The input:
◇ ◇ ◇

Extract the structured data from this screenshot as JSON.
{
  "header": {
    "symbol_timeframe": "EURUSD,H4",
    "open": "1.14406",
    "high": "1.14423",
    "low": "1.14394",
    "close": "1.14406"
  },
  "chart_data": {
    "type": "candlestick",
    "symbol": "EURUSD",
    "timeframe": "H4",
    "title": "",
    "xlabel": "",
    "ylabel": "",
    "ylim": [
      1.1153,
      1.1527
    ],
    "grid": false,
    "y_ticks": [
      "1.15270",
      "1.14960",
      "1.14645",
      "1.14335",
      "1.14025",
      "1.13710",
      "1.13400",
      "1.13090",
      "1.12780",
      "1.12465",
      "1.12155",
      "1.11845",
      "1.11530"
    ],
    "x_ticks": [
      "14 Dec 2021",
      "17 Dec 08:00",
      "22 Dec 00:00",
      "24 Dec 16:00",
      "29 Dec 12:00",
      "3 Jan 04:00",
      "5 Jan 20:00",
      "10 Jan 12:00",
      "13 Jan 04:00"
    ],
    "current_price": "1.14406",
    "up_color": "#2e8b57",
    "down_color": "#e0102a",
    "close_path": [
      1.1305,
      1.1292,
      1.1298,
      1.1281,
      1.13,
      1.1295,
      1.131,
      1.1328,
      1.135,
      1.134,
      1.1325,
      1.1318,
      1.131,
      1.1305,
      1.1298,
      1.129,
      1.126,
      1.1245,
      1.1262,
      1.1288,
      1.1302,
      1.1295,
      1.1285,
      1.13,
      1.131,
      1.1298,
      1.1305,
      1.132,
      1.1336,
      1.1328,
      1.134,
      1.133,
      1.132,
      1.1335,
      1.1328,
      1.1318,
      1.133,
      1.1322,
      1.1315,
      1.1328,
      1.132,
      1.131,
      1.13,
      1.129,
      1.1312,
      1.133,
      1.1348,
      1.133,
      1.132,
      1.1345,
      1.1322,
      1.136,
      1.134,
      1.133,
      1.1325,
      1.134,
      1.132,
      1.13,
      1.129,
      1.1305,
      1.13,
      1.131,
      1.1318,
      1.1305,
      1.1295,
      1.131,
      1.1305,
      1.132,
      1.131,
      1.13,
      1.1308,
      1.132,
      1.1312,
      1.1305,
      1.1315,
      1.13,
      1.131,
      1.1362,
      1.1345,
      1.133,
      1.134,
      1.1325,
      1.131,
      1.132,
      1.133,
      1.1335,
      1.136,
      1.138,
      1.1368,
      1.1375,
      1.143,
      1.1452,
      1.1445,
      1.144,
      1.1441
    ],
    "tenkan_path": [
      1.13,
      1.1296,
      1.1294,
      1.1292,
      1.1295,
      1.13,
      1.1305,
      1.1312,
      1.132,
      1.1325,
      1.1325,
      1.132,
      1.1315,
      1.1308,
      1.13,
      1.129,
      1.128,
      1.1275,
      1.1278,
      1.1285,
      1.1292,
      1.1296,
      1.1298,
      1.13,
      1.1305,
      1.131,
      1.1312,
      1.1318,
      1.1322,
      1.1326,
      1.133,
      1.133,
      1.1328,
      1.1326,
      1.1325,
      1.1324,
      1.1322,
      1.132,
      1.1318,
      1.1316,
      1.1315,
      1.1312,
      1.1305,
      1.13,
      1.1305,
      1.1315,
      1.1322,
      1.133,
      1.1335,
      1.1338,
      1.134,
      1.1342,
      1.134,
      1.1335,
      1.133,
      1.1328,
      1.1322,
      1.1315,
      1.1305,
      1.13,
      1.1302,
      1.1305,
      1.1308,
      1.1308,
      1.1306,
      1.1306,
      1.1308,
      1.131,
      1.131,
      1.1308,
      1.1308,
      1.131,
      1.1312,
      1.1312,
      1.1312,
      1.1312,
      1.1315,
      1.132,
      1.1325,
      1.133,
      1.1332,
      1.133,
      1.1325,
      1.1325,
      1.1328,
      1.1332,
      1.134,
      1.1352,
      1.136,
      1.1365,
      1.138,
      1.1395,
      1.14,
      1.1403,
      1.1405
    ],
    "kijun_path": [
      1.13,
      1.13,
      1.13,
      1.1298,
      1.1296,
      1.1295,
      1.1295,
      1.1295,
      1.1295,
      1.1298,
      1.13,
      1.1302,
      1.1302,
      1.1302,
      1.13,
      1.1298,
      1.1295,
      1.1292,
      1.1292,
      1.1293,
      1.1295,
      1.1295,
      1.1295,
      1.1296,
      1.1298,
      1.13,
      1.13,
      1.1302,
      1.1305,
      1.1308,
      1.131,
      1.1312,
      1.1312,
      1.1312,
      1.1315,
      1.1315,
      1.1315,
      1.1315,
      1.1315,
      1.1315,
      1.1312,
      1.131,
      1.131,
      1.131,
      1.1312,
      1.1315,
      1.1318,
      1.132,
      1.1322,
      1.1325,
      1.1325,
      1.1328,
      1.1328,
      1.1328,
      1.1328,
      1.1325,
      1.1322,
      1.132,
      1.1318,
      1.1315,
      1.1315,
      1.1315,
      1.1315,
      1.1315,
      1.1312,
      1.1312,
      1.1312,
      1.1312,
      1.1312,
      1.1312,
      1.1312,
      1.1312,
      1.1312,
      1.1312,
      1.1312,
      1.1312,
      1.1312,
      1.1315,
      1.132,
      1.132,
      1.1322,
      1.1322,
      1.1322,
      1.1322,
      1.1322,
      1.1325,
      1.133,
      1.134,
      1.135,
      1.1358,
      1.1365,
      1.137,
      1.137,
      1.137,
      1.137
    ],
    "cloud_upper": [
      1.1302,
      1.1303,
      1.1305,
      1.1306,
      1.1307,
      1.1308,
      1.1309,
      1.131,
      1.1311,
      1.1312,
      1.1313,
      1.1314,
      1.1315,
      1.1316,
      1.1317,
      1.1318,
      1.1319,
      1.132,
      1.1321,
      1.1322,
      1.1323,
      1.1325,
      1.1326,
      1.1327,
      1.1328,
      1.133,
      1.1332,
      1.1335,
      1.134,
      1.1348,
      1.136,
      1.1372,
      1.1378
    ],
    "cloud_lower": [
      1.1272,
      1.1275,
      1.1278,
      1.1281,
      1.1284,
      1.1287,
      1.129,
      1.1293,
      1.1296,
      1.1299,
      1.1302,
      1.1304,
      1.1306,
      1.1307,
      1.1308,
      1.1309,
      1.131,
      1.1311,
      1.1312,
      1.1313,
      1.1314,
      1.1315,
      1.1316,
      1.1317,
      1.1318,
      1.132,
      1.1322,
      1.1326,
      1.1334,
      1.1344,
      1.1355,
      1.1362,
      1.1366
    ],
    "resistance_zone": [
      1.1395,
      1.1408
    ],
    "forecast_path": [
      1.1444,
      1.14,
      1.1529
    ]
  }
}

◇ ◇ ◇

Within the records above, how many lines include the word "EURUSD"? State the number by itself.

Task answer:
2